▶ [TASK TO COMPLETE]
Set out each line from the following listing that includes the word "Commercial".
____________________
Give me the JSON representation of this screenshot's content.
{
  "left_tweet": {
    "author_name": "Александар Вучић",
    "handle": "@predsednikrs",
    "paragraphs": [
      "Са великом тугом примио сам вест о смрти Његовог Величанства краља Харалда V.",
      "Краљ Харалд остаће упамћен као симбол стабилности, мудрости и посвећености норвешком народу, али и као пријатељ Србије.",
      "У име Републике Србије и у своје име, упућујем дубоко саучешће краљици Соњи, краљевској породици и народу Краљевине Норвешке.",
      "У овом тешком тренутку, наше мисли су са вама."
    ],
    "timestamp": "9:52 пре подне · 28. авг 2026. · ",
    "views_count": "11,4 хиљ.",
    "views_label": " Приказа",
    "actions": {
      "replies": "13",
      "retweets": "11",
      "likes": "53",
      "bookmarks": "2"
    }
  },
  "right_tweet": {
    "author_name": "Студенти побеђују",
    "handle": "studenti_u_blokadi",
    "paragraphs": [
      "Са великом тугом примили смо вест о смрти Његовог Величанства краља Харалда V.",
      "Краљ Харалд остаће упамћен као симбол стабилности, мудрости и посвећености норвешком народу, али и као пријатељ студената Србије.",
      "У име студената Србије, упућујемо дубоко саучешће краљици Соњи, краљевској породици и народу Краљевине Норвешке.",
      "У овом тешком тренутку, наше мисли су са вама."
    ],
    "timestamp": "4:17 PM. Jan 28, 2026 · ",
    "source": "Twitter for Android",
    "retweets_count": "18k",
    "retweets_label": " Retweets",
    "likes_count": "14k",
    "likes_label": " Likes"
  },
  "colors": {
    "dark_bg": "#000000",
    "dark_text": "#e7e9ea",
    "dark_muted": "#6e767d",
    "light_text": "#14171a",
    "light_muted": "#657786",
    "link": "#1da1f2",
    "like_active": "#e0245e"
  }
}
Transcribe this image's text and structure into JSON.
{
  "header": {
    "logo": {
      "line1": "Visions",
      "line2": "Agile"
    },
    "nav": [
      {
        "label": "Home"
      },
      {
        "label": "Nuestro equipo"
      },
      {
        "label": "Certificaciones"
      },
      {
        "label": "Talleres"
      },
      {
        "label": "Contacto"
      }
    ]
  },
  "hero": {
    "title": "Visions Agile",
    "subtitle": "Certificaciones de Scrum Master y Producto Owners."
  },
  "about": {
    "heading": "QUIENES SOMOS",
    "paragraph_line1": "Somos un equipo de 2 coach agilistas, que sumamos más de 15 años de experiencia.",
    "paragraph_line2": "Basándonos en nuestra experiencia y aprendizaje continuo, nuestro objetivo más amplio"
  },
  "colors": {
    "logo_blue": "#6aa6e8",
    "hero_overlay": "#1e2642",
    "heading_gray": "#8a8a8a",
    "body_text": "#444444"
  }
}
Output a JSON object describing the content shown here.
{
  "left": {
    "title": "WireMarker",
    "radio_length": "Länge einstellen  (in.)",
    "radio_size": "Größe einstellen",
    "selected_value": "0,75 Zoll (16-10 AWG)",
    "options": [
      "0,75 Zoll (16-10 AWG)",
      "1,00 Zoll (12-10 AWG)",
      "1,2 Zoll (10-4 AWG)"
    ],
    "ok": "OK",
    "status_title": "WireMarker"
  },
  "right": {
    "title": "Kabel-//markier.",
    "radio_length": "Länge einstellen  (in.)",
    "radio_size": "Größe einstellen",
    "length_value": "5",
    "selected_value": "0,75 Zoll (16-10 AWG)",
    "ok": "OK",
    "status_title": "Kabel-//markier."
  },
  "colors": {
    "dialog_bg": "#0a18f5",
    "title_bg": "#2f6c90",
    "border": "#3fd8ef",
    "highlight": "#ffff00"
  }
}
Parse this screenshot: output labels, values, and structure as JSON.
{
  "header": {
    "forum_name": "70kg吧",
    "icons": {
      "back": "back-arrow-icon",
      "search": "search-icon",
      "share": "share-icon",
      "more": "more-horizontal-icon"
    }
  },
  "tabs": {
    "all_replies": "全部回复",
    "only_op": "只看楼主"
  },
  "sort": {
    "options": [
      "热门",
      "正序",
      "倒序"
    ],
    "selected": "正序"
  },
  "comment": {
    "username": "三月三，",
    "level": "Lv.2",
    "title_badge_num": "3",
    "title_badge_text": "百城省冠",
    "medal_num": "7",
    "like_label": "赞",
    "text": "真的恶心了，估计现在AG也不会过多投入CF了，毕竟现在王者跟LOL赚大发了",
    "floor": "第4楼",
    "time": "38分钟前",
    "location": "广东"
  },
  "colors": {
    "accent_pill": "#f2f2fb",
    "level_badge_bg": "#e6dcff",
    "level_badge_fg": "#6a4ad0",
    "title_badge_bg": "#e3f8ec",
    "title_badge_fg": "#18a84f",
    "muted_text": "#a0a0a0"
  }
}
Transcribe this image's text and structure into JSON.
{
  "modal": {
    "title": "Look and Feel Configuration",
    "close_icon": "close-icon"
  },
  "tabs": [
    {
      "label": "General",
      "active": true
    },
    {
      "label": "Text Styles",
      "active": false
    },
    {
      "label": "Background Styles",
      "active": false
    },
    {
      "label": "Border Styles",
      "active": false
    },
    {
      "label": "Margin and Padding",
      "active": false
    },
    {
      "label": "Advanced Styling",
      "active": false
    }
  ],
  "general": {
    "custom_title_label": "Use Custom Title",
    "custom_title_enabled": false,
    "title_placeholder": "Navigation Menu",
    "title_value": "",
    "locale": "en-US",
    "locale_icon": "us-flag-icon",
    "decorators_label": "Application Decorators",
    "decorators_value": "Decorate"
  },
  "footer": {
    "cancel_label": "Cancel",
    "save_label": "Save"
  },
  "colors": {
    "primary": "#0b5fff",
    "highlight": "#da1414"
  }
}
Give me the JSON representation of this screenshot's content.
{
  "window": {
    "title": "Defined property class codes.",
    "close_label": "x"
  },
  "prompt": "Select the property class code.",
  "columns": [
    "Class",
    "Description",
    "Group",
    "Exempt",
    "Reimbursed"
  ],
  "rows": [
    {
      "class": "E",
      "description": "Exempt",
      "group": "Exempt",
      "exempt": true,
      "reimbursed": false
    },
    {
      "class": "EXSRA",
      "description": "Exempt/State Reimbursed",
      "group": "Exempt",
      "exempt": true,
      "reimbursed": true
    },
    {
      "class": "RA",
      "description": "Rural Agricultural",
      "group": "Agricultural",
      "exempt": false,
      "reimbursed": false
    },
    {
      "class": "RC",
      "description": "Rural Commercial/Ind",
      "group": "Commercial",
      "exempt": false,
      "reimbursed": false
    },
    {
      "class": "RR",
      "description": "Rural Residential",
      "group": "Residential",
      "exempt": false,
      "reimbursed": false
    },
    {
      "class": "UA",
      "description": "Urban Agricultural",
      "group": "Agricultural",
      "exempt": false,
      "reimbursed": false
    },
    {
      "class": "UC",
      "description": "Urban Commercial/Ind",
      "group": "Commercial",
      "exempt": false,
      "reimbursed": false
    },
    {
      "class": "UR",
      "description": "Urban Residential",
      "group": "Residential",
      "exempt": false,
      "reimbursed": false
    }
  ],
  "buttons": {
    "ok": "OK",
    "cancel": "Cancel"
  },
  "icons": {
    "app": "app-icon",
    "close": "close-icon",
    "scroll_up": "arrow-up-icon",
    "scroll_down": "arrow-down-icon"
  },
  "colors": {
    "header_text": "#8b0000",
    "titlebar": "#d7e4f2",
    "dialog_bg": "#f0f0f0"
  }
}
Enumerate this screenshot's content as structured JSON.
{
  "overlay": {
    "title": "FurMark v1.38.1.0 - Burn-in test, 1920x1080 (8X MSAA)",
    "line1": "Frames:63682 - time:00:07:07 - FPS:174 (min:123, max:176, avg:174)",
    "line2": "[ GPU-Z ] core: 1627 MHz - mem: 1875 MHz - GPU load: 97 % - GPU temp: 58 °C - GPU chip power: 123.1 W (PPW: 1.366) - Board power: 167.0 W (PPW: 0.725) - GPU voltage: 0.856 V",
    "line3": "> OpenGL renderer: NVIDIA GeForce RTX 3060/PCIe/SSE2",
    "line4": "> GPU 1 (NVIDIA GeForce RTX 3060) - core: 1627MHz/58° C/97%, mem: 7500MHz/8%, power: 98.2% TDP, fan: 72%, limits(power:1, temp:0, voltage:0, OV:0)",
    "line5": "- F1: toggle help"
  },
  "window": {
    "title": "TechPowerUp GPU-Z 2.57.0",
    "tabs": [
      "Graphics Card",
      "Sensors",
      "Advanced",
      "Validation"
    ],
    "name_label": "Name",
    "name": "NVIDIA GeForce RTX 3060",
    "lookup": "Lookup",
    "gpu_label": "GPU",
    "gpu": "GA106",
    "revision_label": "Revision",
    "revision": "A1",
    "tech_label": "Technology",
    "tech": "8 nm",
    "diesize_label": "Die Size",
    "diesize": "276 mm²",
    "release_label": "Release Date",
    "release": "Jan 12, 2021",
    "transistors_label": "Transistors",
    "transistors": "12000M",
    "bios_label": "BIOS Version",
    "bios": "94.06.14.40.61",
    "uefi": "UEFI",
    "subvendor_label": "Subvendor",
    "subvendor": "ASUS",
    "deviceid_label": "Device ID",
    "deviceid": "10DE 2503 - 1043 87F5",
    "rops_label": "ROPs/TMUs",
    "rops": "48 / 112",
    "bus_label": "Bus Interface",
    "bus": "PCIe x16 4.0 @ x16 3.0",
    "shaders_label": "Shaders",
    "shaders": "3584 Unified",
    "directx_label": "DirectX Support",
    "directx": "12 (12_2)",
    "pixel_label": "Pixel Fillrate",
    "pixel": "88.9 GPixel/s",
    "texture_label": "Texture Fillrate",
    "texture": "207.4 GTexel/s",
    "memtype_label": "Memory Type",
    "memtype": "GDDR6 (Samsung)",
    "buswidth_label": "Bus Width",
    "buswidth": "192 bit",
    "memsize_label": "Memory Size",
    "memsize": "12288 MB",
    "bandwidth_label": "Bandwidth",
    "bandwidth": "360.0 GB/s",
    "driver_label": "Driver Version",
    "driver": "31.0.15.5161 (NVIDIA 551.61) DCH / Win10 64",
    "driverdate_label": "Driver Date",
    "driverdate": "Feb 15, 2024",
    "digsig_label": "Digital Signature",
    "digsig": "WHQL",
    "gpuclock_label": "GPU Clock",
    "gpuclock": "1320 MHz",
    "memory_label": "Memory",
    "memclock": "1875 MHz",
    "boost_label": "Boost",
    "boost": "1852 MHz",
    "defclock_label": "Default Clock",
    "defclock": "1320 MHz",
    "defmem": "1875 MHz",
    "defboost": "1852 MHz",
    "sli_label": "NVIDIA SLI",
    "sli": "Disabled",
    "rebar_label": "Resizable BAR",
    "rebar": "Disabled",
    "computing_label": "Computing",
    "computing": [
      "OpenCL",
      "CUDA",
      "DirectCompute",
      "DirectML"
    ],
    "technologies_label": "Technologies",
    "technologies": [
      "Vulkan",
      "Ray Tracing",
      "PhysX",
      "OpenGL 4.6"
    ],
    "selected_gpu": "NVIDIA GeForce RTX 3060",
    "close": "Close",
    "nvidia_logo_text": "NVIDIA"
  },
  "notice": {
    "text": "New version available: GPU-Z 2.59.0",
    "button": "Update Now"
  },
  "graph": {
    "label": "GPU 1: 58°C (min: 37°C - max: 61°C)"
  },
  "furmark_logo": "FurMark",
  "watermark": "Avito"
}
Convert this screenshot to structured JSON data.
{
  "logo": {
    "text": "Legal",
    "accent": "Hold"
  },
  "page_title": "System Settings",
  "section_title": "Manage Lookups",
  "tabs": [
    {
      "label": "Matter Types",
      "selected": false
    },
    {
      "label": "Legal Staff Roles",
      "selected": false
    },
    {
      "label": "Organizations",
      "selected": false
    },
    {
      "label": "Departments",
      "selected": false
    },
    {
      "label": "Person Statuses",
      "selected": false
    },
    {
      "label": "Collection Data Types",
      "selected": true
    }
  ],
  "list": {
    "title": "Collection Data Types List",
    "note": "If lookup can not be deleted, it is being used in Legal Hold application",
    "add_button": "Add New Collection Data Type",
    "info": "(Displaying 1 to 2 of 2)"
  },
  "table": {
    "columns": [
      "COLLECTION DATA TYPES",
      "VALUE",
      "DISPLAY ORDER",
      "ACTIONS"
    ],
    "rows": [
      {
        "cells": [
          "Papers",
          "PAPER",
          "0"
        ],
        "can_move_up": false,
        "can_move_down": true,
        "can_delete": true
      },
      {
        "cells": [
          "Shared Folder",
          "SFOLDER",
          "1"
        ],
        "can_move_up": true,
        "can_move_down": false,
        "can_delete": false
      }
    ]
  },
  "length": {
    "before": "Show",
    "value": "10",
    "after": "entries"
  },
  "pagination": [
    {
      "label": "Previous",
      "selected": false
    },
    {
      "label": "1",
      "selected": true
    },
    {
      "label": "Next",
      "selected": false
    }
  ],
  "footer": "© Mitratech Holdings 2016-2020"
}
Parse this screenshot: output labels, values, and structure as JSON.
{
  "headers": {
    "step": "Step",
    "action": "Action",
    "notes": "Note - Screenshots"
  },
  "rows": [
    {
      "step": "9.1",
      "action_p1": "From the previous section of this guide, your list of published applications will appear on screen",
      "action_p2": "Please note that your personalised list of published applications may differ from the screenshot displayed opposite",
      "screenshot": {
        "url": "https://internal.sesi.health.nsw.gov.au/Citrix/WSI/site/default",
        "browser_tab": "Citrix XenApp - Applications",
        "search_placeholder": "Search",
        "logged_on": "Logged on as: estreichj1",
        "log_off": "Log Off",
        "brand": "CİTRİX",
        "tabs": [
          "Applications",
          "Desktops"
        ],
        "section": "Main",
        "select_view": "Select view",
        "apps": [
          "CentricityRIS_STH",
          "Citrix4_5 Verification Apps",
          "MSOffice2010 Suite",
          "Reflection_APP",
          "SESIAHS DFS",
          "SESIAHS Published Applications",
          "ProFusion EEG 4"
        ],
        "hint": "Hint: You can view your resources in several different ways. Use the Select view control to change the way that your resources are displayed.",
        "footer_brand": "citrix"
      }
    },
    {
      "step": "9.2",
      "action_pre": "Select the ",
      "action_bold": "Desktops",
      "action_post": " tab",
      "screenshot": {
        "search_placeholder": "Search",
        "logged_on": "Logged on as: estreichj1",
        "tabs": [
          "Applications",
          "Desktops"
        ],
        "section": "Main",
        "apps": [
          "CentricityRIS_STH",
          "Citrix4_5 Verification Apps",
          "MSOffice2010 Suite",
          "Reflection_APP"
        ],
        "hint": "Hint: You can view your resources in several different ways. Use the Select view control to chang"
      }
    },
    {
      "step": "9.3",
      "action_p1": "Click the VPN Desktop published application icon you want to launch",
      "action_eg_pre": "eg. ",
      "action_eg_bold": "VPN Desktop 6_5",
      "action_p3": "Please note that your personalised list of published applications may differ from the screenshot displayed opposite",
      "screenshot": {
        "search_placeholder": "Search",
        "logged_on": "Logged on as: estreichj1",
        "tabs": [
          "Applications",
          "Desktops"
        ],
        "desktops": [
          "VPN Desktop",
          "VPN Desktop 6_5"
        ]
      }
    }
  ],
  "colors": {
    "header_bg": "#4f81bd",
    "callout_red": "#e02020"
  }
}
____________________
▶ [EXPECTED OUTPUT]
      "description": "Rural Commercial/Ind",
      "group": "Commercial",
      "description": "Urban Commercial/Ind",
      "group": "Commercial",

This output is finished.